:: Material for this exercise ::

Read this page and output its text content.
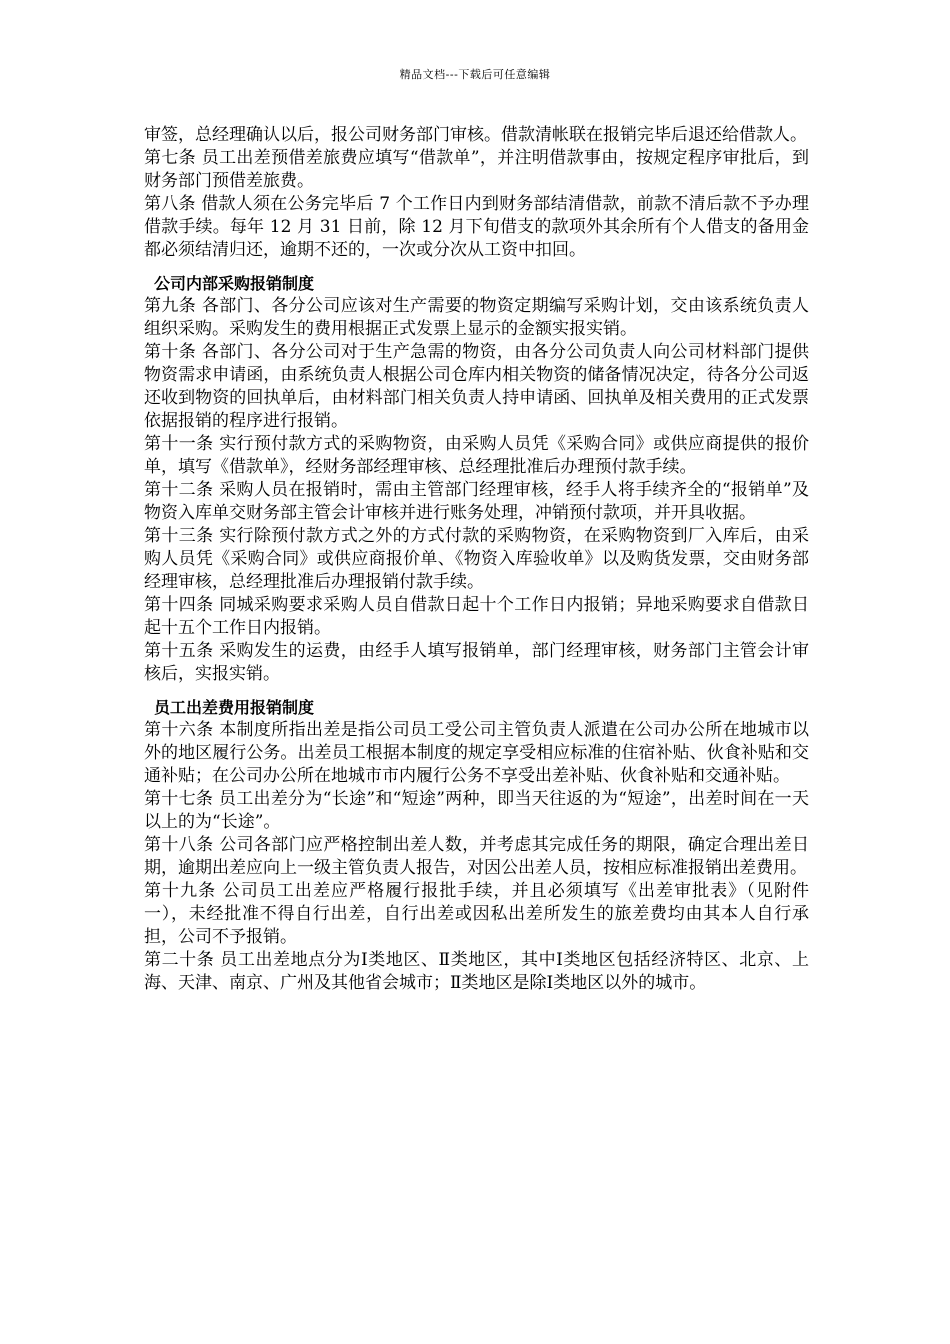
精品文档---下载后可任意编辑

审签，总经理确认以后，报公司财务部门审核。借款清帐联在报销完毕后退还给借款人。

第七条 员工出差预借差旅费应填写“借款单”，并注明借款事由，按规定程序审批后，到财务部门预借差旅费。

第八条 借款人须在公务完毕后 7 个工作日内到财务部结清借款，前款不清后款不予办理借款手续。每年 12 月 31 日前，除 12 月下旬借支的款项外其余所有个人借支的备用金都必须结清归还，逾期不还的，一次或分次从工资中扣回。

公司内部采购报销制度

第九条 各部门、各分公司应该对生产需要的物资定期编写采购计划，交由该系统负责人组织采购。采购发生的费用根据正式发票上显示的金额实报实销。

第十条 各部门、各分公司对于生产急需的物资，由各分公司负责人向公司材料部门提供物资需求申请函，由系统负责人根据公司仓库内相关物资的储备情况决定，待各分公司返还收到物资的回执单后，由材料部门相关负责人持申请函、回执单及相关费用的正式发票依据报销的程序进行报销。

第十一条 实行预付款方式的采购物资，由采购人员凭《采购合同》或供应商提供的报价单，填写《借款单》，经财务部经理审核、总经理批准后办理预付款手续。

第十二条 采购人员在报销时，需由主管部门经理审核，经手人将手续齐全的“报销单”及物资入库单交财务部主管会计审核并进行账务处理，冲销预付款项，并开具收据。

第十三条 实行除预付款方式之外的方式付款的采购物资，在采购物资到厂入库后，由采购人员凭《采购合同》或供应商报价单、《物资入库验收单》以及购货发票，交由财务部经理审核，总经理批准后办理报销付款手续。

第十四条 同城采购要求采购人员自借款日起十个工作日内报销；异地采购要求自借款日起十五个工作日内报销。

第十五条 采购发生的运费，由经手人填写报销单，部门经理审核，财务部门主管会计审核后，实报实销。

员工出差费用报销制度

第十六条 本制度所指出差是指公司员工受公司主管负责人派遣在公司办公所在地城市以外的地区履行公务。出差员工根据本制度的规定享受相应标准的住宿补贴、伙食补贴和交通补贴；在公司办公所在地城市市内履行公务不享受出差补贴、伙食补贴和交通补贴。

第十七条 员工出差分为“长途”和“短途”两种，即当天往返的为“短途”，出差时间在一天以上的为“长途”。

第十八条 公司各部门应严格控制出差人数，并考虑其完成任务的期限，确定合理出差日期，逾期出差应向上一级主管负责人报告，对因公出差人员，按相应标准报销出差费用。

第十九条 公司员工出差应严格履行报批手续，并且必须填写《出差审批表》（见附件一），未经批准不得自行出差，自行出差或因私出差所发生的旅差费均由其本人自行承担，公司不予报销。

第二十条 员工出差地点分为Ⅰ类地区、Ⅱ类地区，其中Ⅰ类地区包括经济特区、北京、上海、天津、南京、广州及其他省会城市；Ⅱ类地区是除Ⅰ类地区以外的城市。
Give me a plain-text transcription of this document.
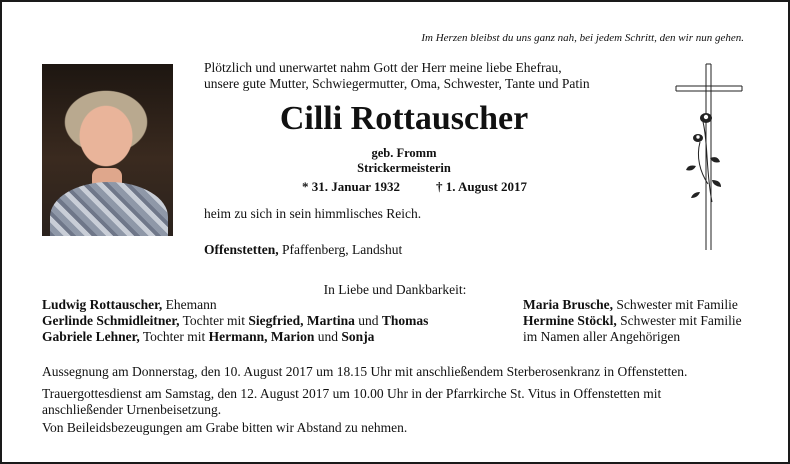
Im Herzen bleibst du uns ganz nah, bei jedem Schritt, den wir nun gehen.
Plötzlich und unerwartet nahm Gott der Herr meine liebe Ehefrau,
unsere gute Mutter, Schwiegermutter, Oma, Schwester, Tante und Patin
Cilli Rottauscher
geb. Fromm
Strickermeisterin
* 31. Januar 1932	† 1. August 2017
heim zu sich in sein himmlisches Reich.
Offenstetten, Pfaffenberg, Landshut
In Liebe und Dankbarkeit:
Ludwig Rottauscher, Ehemann
Gerlinde Schmidleitner, Tochter mit Siegfried, Martina und Thomas
Gabriele Lehner, Tochter mit Hermann, Marion und Sonja
Maria Brusche, Schwester mit Familie
Hermine Stöckl, Schwester mit Familie
im Namen aller Angehörigen
Aussegnung am Donnerstag, den 10. August 2017 um 18.15 Uhr mit anschließendem Sterberosenkranz in Offenstetten.
Trauergottesdienst am Samstag, den 12. August 2017 um 10.00 Uhr in der Pfarrkirche St. Vitus in Offenstetten mit
anschließender Urnenbeisetzung.
Von Beileidsbezeugungen am Grabe bitten wir Abstand zu nehmen.
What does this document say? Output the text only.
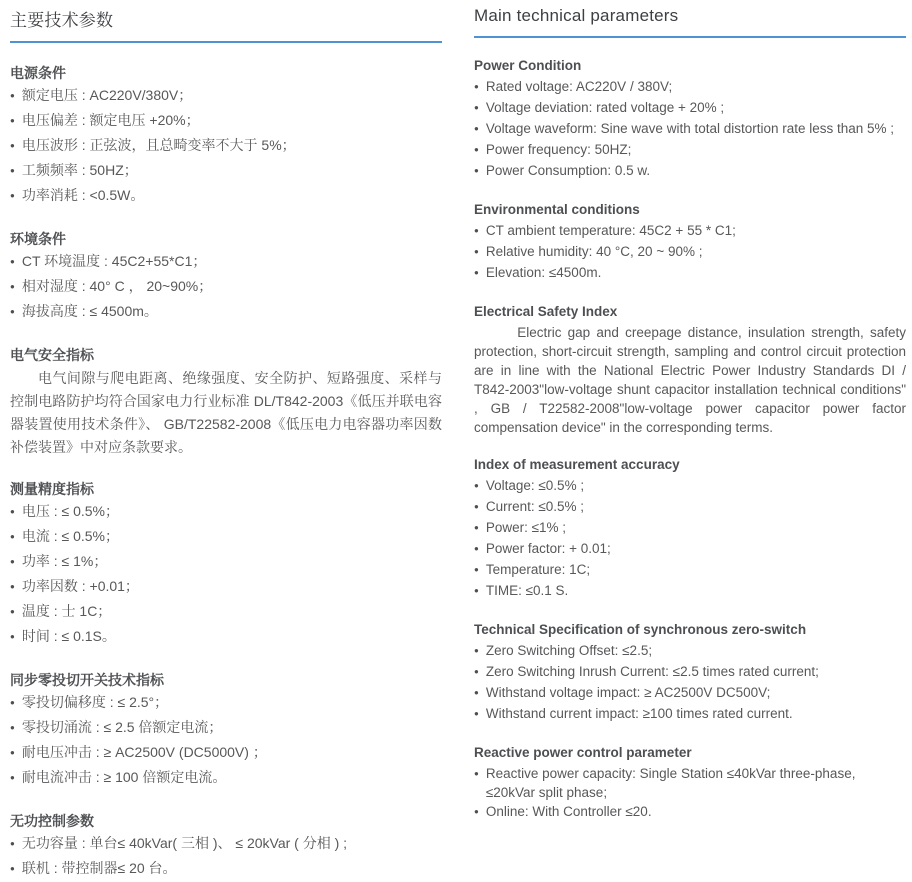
主要技术参数
电源条件
● 额定电压 : AC220V/380V；
● 电压偏差 : 额定电压 +20%；
● 电压波形 : 正弦波，且总畸变率不大于 5%；
● 工频频率 : 50HZ；
● 功率消耗 : <0.5W。
环境条件
● CT 环境温度 : 45C2+55*C1；
● 相对湿度 : 40° C ， 20~90%；
● 海拔高度 : ≤ 4500m。
电气安全指标

电气间隙与爬电距离、绝缘强度、安全防护、短路强度、采样与控制电路防护均符合国家电力行业标准 DL/T842-2003《低压并联电容器装置使用技术条件》、 GB/T22582-2008《低压电力电容器功率因数补偿装置》中对应条款要求。

测量精度指标
● 电压 : ≤ 0.5%；
● 电流 : ≤ 0.5%；
● 功率 : ≤ 1%；
● 功率因数 : +0.01；
● 温度 : 士 1C；
● 时间 : ≤ 0.1S。
同步零投切开关技术指标
● 零投切偏移度 : ≤ 2.5°；
● 零投切涌流 : ≤ 2.5 倍额定电流；
● 耐电压冲击 : ≥ AC2500V (DC5000V) ；
● 耐电流冲击 : ≥ 100 倍额定电流。
无功控制参数
● 无功容量 : 单台≤ 40kVar( 三相 )、 ≤ 20kVar ( 分相 ) ;
● 联机 : 带控制器≤ 20 台。
Main technical parameters
Power Condition
● Rated voltage: AC220V / 380V;
● Voltage deviation: rated voltage + 20% ;
● Voltage waveform: Sine wave with total distortion rate less than 5% ;
● Power frequency: 50HZ;
● Power Consumption: 0.5 w.
Environmental conditions
● CT ambient temperature: 45C2 + 55 * C1;
● Relative humidity: 40 °C, 20 ~ 90% ;
● Elevation: ≤4500m.
Electrical Safety Index

Electric gap and creepage distance, insulation strength, safety protection, short-circuit strength, sampling and control circuit protection are in line with the National Electric Power Industry Standards DI / T842-2003"low-voltage shunt capacitor installation technical conditions" , GB / T22582-2008"low-voltage power capacitor power factor compensation device" in the corresponding terms.

Index of measurement accuracy
● Voltage: ≤0.5% ;
● Current: ≤0.5% ;
● Power: ≤1% ;
● Power factor: + 0.01;
● Temperature: 1C;
● TIME: ≤0.1 S.
Technical Specification of synchronous zero-switch
● Zero Switching Offset: ≤2.5;
● Zero Switching Inrush Current: ≤2.5 times rated current;
● Withstand voltage impact: ≥ AC2500V DC500V;
● Withstand current impact: ≥100 times rated current.
Reactive power control parameter
● Reactive power capacity: Single Station ≤40kVar three-phase, ≤20kVar split phase;
● Online: With Controller ≤20.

:: Do this ::
Only lines with the string "Reactive" belong in your answer; copy each one.

:: Answer to this exercise ::
Reactive power control parameter
● Reactive power capacity: Single Station ≤40kVar three-phase, ≤20kVar split phase;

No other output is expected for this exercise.